[Exercise instructions]: Rewrite the items below, changing every "bookmark-item" to "favorite-item" and keeping everything else the same. Leave out the pictures.

[Materials provided]:
++++++++++

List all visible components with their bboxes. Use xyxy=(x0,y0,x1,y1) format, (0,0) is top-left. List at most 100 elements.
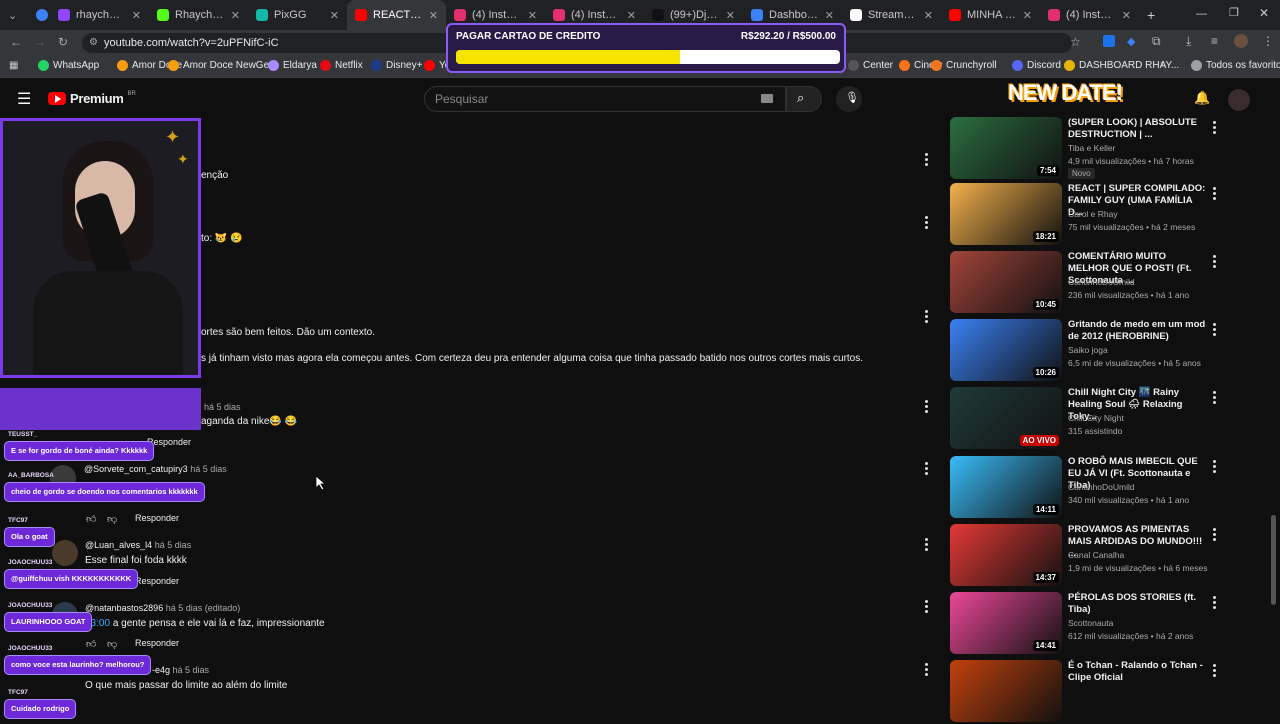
close-tab-icon[interactable]: ✕ xyxy=(627,9,636,22)
video-thumbnail[interactable]: AO VIVO xyxy=(950,387,1062,449)
video-title[interactable]: É o Tchan - Ralando o Tchan - Clipe Ofic… xyxy=(1068,660,1208,684)
reply-button[interactable]: Responder xyxy=(135,513,179,523)
related-video-item[interactable]: É o Tchan - Ralando o Tchan - Clipe Ofic… xyxy=(950,660,1220,724)
dislike-icon[interactable]: 👎︎ xyxy=(107,513,117,525)
comment-menu-icon[interactable] xyxy=(925,310,929,324)
video-menu-icon[interactable] xyxy=(1213,460,1217,474)
video-thumbnail[interactable]: 14:37 xyxy=(950,524,1062,586)
bookmark-item[interactable]: Todos os favoritos xyxy=(1191,60,1280,71)
close-tab-icon[interactable]: ✕ xyxy=(825,9,834,22)
bookmark-item[interactable]: Amor Doce NewGen xyxy=(168,60,275,71)
video-thumbnail[interactable]: 10:45 xyxy=(950,251,1062,313)
video-thumbnail[interactable]: 10:26 xyxy=(950,319,1062,381)
related-video-item[interactable]: 18:21 REACT | SUPER COMPILADO: FAMILY GUY… xyxy=(950,183,1220,247)
browser-tab[interactable]: (4) Instagram ✕ xyxy=(1040,0,1139,30)
bookmark-item[interactable]: WhatsApp xyxy=(38,60,99,71)
extension-icon[interactable]: ◆ xyxy=(1127,35,1135,48)
close-tab-icon[interactable]: ✕ xyxy=(726,9,735,22)
close-tab-icon[interactable]: ✕ xyxy=(429,9,438,22)
reply-button[interactable]: Responder xyxy=(135,638,179,648)
related-video-item[interactable]: 7:54 (SUPER LOOK) | ABSOLUTE DESTRUCTION … xyxy=(950,117,1220,181)
video-channel[interactable]: CantinhoDoUmild xyxy=(1068,482,1135,492)
video-title[interactable]: Gritando de medo em um mod de 2012 (HERO… xyxy=(1068,319,1208,343)
bookmark-item[interactable]: Discord xyxy=(1012,60,1061,71)
video-channel[interactable]: Chill City Night xyxy=(1068,413,1124,423)
search-input[interactable]: Pesquisar xyxy=(424,86,786,112)
pinned-tab[interactable] xyxy=(28,0,50,30)
page-scrollbar[interactable] xyxy=(1271,515,1276,605)
close-window-button[interactable]: ✕ xyxy=(1259,6,1269,20)
maximize-button[interactable]: ❐ xyxy=(1229,6,1239,19)
comment-menu-icon[interactable] xyxy=(925,600,929,614)
hamburger-menu-icon[interactable]: ☰ xyxy=(17,89,31,109)
extension-icon[interactable] xyxy=(1103,35,1115,47)
youtube-logo[interactable]: Premium BR xyxy=(48,91,136,106)
close-tab-icon[interactable]: ✕ xyxy=(330,9,339,22)
comment-menu-icon[interactable] xyxy=(925,216,929,230)
video-channel[interactable]: CantinhoDoUmild xyxy=(1068,277,1135,287)
related-video-item[interactable]: 10:45 COMENTÁRIO MUITO MELHOR QUE O POST!… xyxy=(950,251,1220,315)
video-menu-icon[interactable] xyxy=(1213,187,1217,201)
comment-menu-icon[interactable] xyxy=(925,400,929,414)
close-tab-icon[interactable]: ✕ xyxy=(132,9,141,22)
video-title[interactable]: PÉROLAS DOS STORIES (ft. Tiba) xyxy=(1068,592,1208,616)
forward-icon[interactable]: → xyxy=(34,35,46,49)
site-info-icon[interactable]: ⚙ xyxy=(89,33,98,53)
video-thumbnail[interactable]: 14:41 xyxy=(950,592,1062,654)
dislike-icon[interactable]: 👎︎ xyxy=(107,638,117,650)
video-thumbnail[interactable] xyxy=(950,660,1062,722)
video-menu-icon[interactable] xyxy=(1213,255,1217,269)
comment-author[interactable]: @natanbastos2896 xyxy=(85,603,163,613)
account-avatar[interactable] xyxy=(1228,89,1250,111)
close-tab-icon[interactable]: ✕ xyxy=(1122,9,1131,22)
video-title[interactable]: (SUPER LOOK) | ABSOLUTE DESTRUCTION | ..… xyxy=(1068,117,1208,141)
bookmark-item[interactable]: Netflix xyxy=(320,60,363,71)
avatar[interactable] xyxy=(52,540,78,566)
browser-tab[interactable]: StreamElemen ✕ xyxy=(842,0,941,30)
close-tab-icon[interactable]: ✕ xyxy=(528,9,537,22)
comment-menu-icon[interactable] xyxy=(925,153,929,167)
bookmark-item[interactable]: Eldarya xyxy=(268,60,317,71)
video-channel[interactable]: Saiko joga xyxy=(1068,345,1108,355)
more-bookmarks-icon[interactable]: » xyxy=(1160,59,1166,70)
related-video-item[interactable]: 10:26 Gritando de medo em um mod de 2012 … xyxy=(950,319,1220,383)
video-thumbnail[interactable]: 14:11 xyxy=(950,456,1062,518)
video-menu-icon[interactable] xyxy=(1213,391,1217,405)
video-channel[interactable]: Carol e Rhay xyxy=(1068,209,1118,219)
related-video-item[interactable]: AO VIVO Chill Night City 🌃 Rainy Healing … xyxy=(950,387,1220,451)
minimize-button[interactable]: — xyxy=(1196,8,1207,20)
related-video-item[interactable]: 14:11 O ROBÔ MAIS IMBECIL QUE EU JÁ VI (F… xyxy=(950,456,1220,520)
browser-tab[interactable]: MINHA NAMO ✕ xyxy=(941,0,1040,30)
tab-search-button[interactable]: ⌄ xyxy=(0,0,28,30)
video-menu-icon[interactable] xyxy=(1213,528,1217,542)
browser-tab[interactable]: rhaychuu - Tw ✕ xyxy=(50,0,149,30)
video-thumbnail[interactable]: 7:54 xyxy=(950,117,1062,179)
back-icon[interactable]: ← xyxy=(10,35,22,49)
menu-icon[interactable]: ⋮ xyxy=(1262,34,1274,48)
new-tab-button[interactable]: + xyxy=(1139,0,1161,30)
download-icon[interactable]: ⤓ xyxy=(1186,34,1191,49)
reply-button[interactable]: Responder xyxy=(135,576,179,586)
comment-menu-icon[interactable] xyxy=(925,462,929,476)
video-menu-icon[interactable] xyxy=(1213,121,1217,135)
voice-search-button[interactable]: 🎙 xyxy=(836,86,862,112)
search-button[interactable]: ⌕ xyxy=(786,86,822,112)
close-tab-icon[interactable]: ✕ xyxy=(924,9,933,22)
bookmark-item[interactable]: Crunchyroll xyxy=(931,60,997,71)
video-channel[interactable]: Scottonauta xyxy=(1068,618,1113,628)
bookmark-item[interactable]: Center xyxy=(848,60,893,71)
video-menu-icon[interactable] xyxy=(1213,323,1217,337)
browser-tab[interactable]: PixGG ✕ xyxy=(248,0,347,30)
video-menu-icon[interactable] xyxy=(1213,596,1217,610)
bookmark-star-icon[interactable]: ☆ xyxy=(1070,35,1081,49)
video-channel[interactable]: Canal Canalha xyxy=(1068,550,1124,560)
reload-icon[interactable]: ↻ xyxy=(58,35,68,49)
close-tab-icon[interactable]: ✕ xyxy=(231,9,240,22)
video-thumbnail[interactable]: 18:21 xyxy=(950,183,1062,245)
related-video-item[interactable]: 14:41 PÉROLAS DOS STORIES (ft. Tiba) Scott… xyxy=(950,592,1220,656)
keyboard-icon[interactable] xyxy=(761,94,773,103)
profile-avatar[interactable] xyxy=(1234,34,1248,48)
browser-tab[interactable]: Rhaychuu Stre ✕ xyxy=(149,0,248,30)
comment-menu-icon[interactable] xyxy=(925,663,929,677)
video-channel[interactable]: Tiba e Keller xyxy=(1068,143,1115,153)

++++++++++

[Exercise answer]:
List all visible components with their bboxes. Use xyxy=(x0,y0,x1,y1) format, (0,0) is top-left. List at most 100 elements.
close-tab-icon[interactable]: ✕ xyxy=(627,9,636,22)
video-thumbnail[interactable]: AO VIVO xyxy=(950,387,1062,449)
video-title[interactable]: É o Tchan - Ralando o Tchan - Clipe Ofic… xyxy=(1068,660,1208,684)
reply-button[interactable]: Responder xyxy=(135,513,179,523)
related-video-item[interactable]: É o Tchan - Ralando o Tchan - Clipe Ofic… xyxy=(950,660,1220,724)
dislike-icon[interactable]: 👎︎ xyxy=(107,513,117,525)
comment-menu-icon[interactable] xyxy=(925,310,929,324)
video-menu-icon[interactable] xyxy=(1213,460,1217,474)
video-thumbnail[interactable]: 14:37 xyxy=(950,524,1062,586)
favorite-item[interactable]: Todos os favoritos xyxy=(1191,60,1280,71)
close-tab-icon[interactable]: ✕ xyxy=(825,9,834,22)
favorite-item[interactable]: Amor Doce NewGen xyxy=(168,60,275,71)
video-thumbnail[interactable]: 10:45 xyxy=(950,251,1062,313)
video-thumbnail[interactable]: 10:26 xyxy=(950,319,1062,381)
related-video-item[interactable]: 18:21 REACT | SUPER COMPILADO: FAMILY GUY… xyxy=(950,183,1220,247)
browser-tab[interactable]: (4) Instagram ✕ xyxy=(1040,0,1139,30)
favorite-item[interactable]: WhatsApp xyxy=(38,60,99,71)
extension-icon[interactable]: ◆ xyxy=(1127,35,1135,48)
close-tab-icon[interactable]: ✕ xyxy=(726,9,735,22)
close-tab-icon[interactable]: ✕ xyxy=(429,9,438,22)
reply-button[interactable]: Responder xyxy=(135,638,179,648)
related-video-item[interactable]: 7:54 (SUPER LOOK) | ABSOLUTE DESTRUCTION … xyxy=(950,117,1220,181)
video-channel[interactable]: CantinhoDoUmild xyxy=(1068,482,1135,492)
video-title[interactable]: Gritando de medo em um mod de 2012 (HERO… xyxy=(1068,319,1208,343)
favorite-item[interactable]: Discord xyxy=(1012,60,1061,71)
video-channel[interactable]: Chill City Night xyxy=(1068,413,1124,423)
search-input[interactable]: Pesquisar xyxy=(424,86,786,112)
pinned-tab[interactable] xyxy=(28,0,50,30)
page-scrollbar[interactable] xyxy=(1271,515,1276,605)
close-window-button[interactable]: ✕ xyxy=(1259,6,1269,20)
maximize-button[interactable]: ❐ xyxy=(1229,6,1239,19)
comment-menu-icon[interactable] xyxy=(925,600,929,614)
hamburger-menu-icon[interactable]: ☰ xyxy=(17,89,31,109)
extension-icon[interactable] xyxy=(1103,35,1115,47)
youtube-logo[interactable]: Premium BR xyxy=(48,91,136,106)
close-tab-icon[interactable]: ✕ xyxy=(330,9,339,22)
comment-menu-icon[interactable] xyxy=(925,216,929,230)
video-channel[interactable]: CantinhoDoUmild xyxy=(1068,277,1135,287)
related-video-item[interactable]: 10:45 COMENTÁRIO MUITO MELHOR QUE O POST!… xyxy=(950,251,1220,315)
video-menu-icon[interactable] xyxy=(1213,187,1217,201)
comment-menu-icon[interactable] xyxy=(925,400,929,414)
close-tab-icon[interactable]: ✕ xyxy=(132,9,141,22)
video-title[interactable]: PÉROLAS DOS STORIES (ft. Tiba) xyxy=(1068,592,1208,616)
forward-icon[interactable]: → xyxy=(34,35,46,49)
site-info-icon[interactable]: ⚙ xyxy=(89,33,98,53)
video-thumbnail[interactable]: 14:41 xyxy=(950,592,1062,654)
dislike-icon[interactable]: 👎︎ xyxy=(107,638,117,650)
video-thumbnail[interactable] xyxy=(950,660,1062,722)
video-menu-icon[interactable] xyxy=(1213,255,1217,269)
comment-author[interactable]: @natanbastos2896 xyxy=(85,603,163,613)
account-avatar[interactable] xyxy=(1228,89,1250,111)
close-tab-icon[interactable]: ✕ xyxy=(1122,9,1131,22)
video-title[interactable]: (SUPER LOOK) | ABSOLUTE DESTRUCTION | ..… xyxy=(1068,117,1208,141)
favorite-item[interactable]: Netflix xyxy=(320,60,363,71)
avatar[interactable] xyxy=(52,540,78,566)
browser-tab[interactable]: StreamElemen ✕ xyxy=(842,0,941,30)
close-tab-icon[interactable]: ✕ xyxy=(528,9,537,22)
comment-menu-icon[interactable] xyxy=(925,153,929,167)
favorite-item[interactable]: Eldarya xyxy=(268,60,317,71)
video-channel[interactable]: Saiko joga xyxy=(1068,345,1108,355)
more-bookmarks-icon[interactable]: » xyxy=(1160,59,1166,70)
related-video-item[interactable]: 10:26 Gritando de medo em um mod de 2012 … xyxy=(950,319,1220,383)
video-thumbnail[interactable]: 14:11 xyxy=(950,456,1062,518)
video-menu-icon[interactable] xyxy=(1213,391,1217,405)
video-channel[interactable]: Carol e Rhay xyxy=(1068,209,1118,219)
related-video-item[interactable]: AO VIVO Chill Night City 🌃 Rainy Healing … xyxy=(950,387,1220,451)
minimize-button[interactable]: — xyxy=(1196,8,1207,20)
related-video-item[interactable]: 14:11 O ROBÔ MAIS IMBECIL QUE EU JÁ VI (F… xyxy=(950,456,1220,520)
browser-tab[interactable]: MINHA NAMO ✕ xyxy=(941,0,1040,30)
tab-search-button[interactable]: ⌄ xyxy=(0,0,28,30)
video-menu-icon[interactable] xyxy=(1213,528,1217,542)
browser-tab[interactable]: rhaychuu - Tw ✕ xyxy=(50,0,149,30)
video-thumbnail[interactable]: 7:54 xyxy=(950,117,1062,179)
back-icon[interactable]: ← xyxy=(10,35,22,49)
menu-icon[interactable]: ⋮ xyxy=(1262,34,1274,48)
new-tab-button[interactable]: + xyxy=(1139,0,1161,30)
download-icon[interactable]: ⤓ xyxy=(1186,34,1191,49)
reply-button[interactable]: Responder xyxy=(135,576,179,586)
comment-menu-icon[interactable] xyxy=(925,462,929,476)
video-menu-icon[interactable] xyxy=(1213,121,1217,135)
voice-search-button[interactable]: 🎙 xyxy=(836,86,862,112)
search-button[interactable]: ⌕ xyxy=(786,86,822,112)
close-tab-icon[interactable]: ✕ xyxy=(924,9,933,22)
favorite-item[interactable]: Crunchyroll xyxy=(931,60,997,71)
video-channel[interactable]: Scottonauta xyxy=(1068,618,1113,628)
favorite-item[interactable]: Center xyxy=(848,60,893,71)
video-menu-icon[interactable] xyxy=(1213,323,1217,337)
browser-tab[interactable]: PixGG ✕ xyxy=(248,0,347,30)
video-menu-icon[interactable] xyxy=(1213,596,1217,610)
bookmark-star-icon[interactable]: ☆ xyxy=(1070,35,1081,49)
video-channel[interactable]: Canal Canalha xyxy=(1068,550,1124,560)
reload-icon[interactable]: ↻ xyxy=(58,35,68,49)
close-tab-icon[interactable]: ✕ xyxy=(231,9,240,22)
video-thumbnail[interactable]: 18:21 xyxy=(950,183,1062,245)
related-video-item[interactable]: 14:41 PÉROLAS DOS STORIES (ft. Tiba) Scott… xyxy=(950,592,1220,656)
keyboard-icon[interactable] xyxy=(761,94,773,103)
profile-avatar[interactable] xyxy=(1234,34,1248,48)
browser-tab[interactable]: Rhaychuu Stre ✕ xyxy=(149,0,248,30)
comment-menu-icon[interactable] xyxy=(925,663,929,677)
video-channel[interactable]: Tiba e Keller xyxy=(1068,143,1115,153)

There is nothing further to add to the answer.